Records from a collection of figures:
┄┄┄┄┄┄
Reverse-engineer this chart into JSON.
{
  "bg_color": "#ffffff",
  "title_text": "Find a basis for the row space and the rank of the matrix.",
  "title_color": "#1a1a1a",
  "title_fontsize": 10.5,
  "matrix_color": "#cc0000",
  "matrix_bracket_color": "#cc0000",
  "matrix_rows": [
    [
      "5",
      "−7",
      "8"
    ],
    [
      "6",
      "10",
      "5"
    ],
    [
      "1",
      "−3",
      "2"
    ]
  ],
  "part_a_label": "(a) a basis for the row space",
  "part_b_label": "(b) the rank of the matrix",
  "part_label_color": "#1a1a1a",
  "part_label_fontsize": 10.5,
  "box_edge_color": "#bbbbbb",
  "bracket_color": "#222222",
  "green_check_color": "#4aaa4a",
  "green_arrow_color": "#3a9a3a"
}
┄┄┄┄┄┄
Your task is to quote the listing above word for word.

Reverse-engineer this chart into JSON.
{
  "bg_color": "#ffffff",
  "title_text": "Find a basis for the row space and the rank of the matrix.",
  "title_color": "#1a1a1a",
  "title_fontsize": 10.5,
  "matrix_color": "#cc0000",
  "matrix_bracket_color": "#cc0000",
  "matrix_rows": [
    [
      "5",
      "−7",
      "8"
    ],
    [
      "6",
      "10",
      "5"
    ],
    [
      "1",
      "−3",
      "2"
    ]
  ],
  "part_a_label": "(a) a basis for the row space",
  "part_b_label": "(b) the rank of the matrix",
  "part_label_color": "#1a1a1a",
  "part_label_fontsize": 10.5,
  "box_edge_color": "#bbbbbb",
  "bracket_color": "#222222",
  "green_check_color": "#4aaa4a",
  "green_arrow_color": "#3a9a3a"
}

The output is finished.